Retype the records below word for word and omit any image.

» **Task material**
• • •

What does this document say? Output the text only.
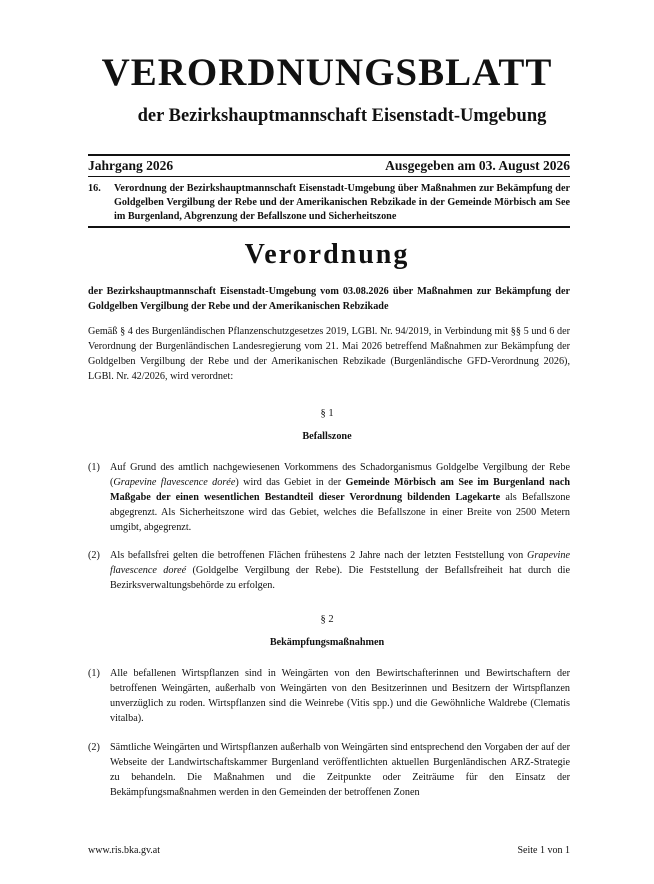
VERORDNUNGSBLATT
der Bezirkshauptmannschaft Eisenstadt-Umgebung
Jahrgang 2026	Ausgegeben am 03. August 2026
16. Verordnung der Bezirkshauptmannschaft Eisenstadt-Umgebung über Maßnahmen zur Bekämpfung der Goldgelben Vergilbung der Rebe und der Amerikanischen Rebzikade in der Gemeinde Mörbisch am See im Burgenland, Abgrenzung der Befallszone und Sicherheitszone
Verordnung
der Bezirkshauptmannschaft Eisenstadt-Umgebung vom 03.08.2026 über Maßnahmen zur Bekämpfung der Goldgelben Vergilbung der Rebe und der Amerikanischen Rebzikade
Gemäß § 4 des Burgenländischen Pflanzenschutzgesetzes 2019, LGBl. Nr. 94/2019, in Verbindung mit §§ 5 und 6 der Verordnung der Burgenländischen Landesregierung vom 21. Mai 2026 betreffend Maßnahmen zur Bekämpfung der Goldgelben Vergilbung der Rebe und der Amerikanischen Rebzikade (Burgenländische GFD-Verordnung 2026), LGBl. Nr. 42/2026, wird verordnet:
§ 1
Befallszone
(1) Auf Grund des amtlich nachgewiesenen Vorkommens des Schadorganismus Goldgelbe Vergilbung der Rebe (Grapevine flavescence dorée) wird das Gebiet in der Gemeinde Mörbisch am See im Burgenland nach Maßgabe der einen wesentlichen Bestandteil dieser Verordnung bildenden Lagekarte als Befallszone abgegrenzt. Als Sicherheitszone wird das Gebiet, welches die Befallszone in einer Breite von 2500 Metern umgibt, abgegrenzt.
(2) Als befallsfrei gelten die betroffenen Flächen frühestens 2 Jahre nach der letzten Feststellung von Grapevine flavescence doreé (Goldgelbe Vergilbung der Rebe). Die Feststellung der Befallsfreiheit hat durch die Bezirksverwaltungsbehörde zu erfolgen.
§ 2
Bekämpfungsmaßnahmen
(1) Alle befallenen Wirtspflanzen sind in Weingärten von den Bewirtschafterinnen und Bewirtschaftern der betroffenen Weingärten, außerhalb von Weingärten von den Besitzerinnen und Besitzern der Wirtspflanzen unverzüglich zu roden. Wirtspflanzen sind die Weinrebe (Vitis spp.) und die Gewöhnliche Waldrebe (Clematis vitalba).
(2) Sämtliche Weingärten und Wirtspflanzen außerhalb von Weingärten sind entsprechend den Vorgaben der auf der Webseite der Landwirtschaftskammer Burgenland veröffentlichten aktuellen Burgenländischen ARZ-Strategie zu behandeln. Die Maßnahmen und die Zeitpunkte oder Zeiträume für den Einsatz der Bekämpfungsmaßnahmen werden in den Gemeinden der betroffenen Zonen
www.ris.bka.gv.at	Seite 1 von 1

• • •

» **Answer**
What does this document say? Output the text only.
VERORDNUNGSBLATT
der Bezirkshauptmannschaft Eisenstadt-Umgebung
Jahrgang 2026	Ausgegeben am 03. August 2026
16. Verordnung der Bezirkshauptmannschaft Eisenstadt-Umgebung über Maßnahmen zur Bekämpfung der Goldgelben Vergilbung der Rebe und der Amerikanischen Rebzikade in der Gemeinde Mörbisch am See im Burgenland, Abgrenzung der Befallszone und Sicherheitszone
Verordnung
der Bezirkshauptmannschaft Eisenstadt-Umgebung vom 03.08.2026 über Maßnahmen zur Bekämpfung der Goldgelben Vergilbung der Rebe und der Amerikanischen Rebzikade
Gemäß § 4 des Burgenländischen Pflanzenschutzgesetzes 2019, LGBl. Nr. 94/2019, in Verbindung mit §§ 5 und 6 der Verordnung der Burgenländischen Landesregierung vom 21. Mai 2026 betreffend Maßnahmen zur Bekämpfung der Goldgelben Vergilbung der Rebe und der Amerikanischen Rebzikade (Burgenländische GFD-Verordnung 2026), LGBl. Nr. 42/2026, wird verordnet:
§ 1
Befallszone
(1) Auf Grund des amtlich nachgewiesenen Vorkommens des Schadorganismus Goldgelbe Vergilbung der Rebe (Grapevine flavescence dorée) wird das Gebiet in der Gemeinde Mörbisch am See im Burgenland nach Maßgabe der einen wesentlichen Bestandteil dieser Verordnung bildenden Lagekarte als Befallszone abgegrenzt. Als Sicherheitszone wird das Gebiet, welches die Befallszone in einer Breite von 2500 Metern umgibt, abgegrenzt.
(2) Als befallsfrei gelten die betroffenen Flächen frühestens 2 Jahre nach der letzten Feststellung von Grapevine flavescence doreé (Goldgelbe Vergilbung der Rebe). Die Feststellung der Befallsfreiheit hat durch die Bezirksverwaltungsbehörde zu erfolgen.
§ 2
Bekämpfungsmaßnahmen
(1) Alle befallenen Wirtspflanzen sind in Weingärten von den Bewirtschafterinnen und Bewirtschaftern der betroffenen Weingärten, außerhalb von Weingärten von den Besitzerinnen und Besitzern der Wirtspflanzen unverzüglich zu roden. Wirtspflanzen sind die Weinrebe (Vitis spp.) und die Gewöhnliche Waldrebe (Clematis vitalba).
(2) Sämtliche Weingärten und Wirtspflanzen außerhalb von Weingärten sind entsprechend den Vorgaben der auf der Webseite der Landwirtschaftskammer Burgenland veröffentlichten aktuellen Burgenländischen ARZ-Strategie zu behandeln. Die Maßnahmen und die Zeitpunkte oder Zeiträume für den Einsatz der Bekämpfungsmaßnahmen werden in den Gemeinden der betroffenen Zonen
www.ris.bka.gv.at	Seite 1 von 1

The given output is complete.